REQUIREMENT: Pull each line holding "DAMPER" out of the entries below.
━━━━━ DATASET ROWS ━━━━━
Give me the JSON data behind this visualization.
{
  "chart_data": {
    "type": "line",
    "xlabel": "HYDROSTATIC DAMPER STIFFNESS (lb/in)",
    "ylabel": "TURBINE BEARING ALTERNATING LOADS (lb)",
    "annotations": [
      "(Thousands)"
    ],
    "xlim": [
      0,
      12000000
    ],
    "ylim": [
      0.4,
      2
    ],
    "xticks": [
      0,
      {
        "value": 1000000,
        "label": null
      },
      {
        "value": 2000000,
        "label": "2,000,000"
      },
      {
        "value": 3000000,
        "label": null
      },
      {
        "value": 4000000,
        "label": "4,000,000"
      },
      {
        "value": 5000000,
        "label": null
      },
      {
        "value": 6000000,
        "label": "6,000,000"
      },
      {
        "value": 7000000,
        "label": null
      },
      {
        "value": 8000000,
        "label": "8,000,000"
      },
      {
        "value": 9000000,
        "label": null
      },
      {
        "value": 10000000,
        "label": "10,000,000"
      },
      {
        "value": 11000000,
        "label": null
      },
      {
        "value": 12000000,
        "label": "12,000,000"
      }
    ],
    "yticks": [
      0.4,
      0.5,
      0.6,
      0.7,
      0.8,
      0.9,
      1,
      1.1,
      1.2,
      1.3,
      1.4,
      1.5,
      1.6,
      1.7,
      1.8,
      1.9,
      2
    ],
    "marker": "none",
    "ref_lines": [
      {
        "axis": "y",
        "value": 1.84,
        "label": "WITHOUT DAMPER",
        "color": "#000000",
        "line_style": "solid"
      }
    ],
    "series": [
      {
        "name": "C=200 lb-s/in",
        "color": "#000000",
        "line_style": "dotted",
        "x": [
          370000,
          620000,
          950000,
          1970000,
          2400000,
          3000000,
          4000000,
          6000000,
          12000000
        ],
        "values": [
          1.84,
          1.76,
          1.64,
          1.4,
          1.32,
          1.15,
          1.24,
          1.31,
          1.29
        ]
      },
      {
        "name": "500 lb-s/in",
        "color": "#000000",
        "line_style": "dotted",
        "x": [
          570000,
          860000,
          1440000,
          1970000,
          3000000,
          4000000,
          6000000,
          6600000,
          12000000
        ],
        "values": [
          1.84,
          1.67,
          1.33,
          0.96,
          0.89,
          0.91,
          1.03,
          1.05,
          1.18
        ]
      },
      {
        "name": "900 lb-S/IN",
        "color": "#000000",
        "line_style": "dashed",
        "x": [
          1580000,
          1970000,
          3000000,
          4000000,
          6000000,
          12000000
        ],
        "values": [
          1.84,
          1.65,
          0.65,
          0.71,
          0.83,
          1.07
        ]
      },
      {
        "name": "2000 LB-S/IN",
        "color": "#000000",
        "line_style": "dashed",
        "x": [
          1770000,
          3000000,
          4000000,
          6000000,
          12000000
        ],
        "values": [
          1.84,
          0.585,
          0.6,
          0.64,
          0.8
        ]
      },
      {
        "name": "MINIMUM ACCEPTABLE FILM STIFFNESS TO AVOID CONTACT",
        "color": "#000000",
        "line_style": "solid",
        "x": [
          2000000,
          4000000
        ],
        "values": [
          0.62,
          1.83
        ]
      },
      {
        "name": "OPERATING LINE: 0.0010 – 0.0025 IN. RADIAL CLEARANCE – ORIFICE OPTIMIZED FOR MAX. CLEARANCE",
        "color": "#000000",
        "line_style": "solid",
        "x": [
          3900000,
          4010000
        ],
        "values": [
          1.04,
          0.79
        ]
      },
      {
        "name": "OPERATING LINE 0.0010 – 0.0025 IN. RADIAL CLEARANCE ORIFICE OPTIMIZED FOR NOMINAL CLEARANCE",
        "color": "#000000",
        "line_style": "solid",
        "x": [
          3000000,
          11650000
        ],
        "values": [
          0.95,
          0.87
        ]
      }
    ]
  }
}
━━━━━
ANSWER TO THIS EXERCISE:
    "xlabel": "HYDROSTATIC DAMPER STIFFNESS (lb/in)",
        "label": "WITHOUT DAMPER",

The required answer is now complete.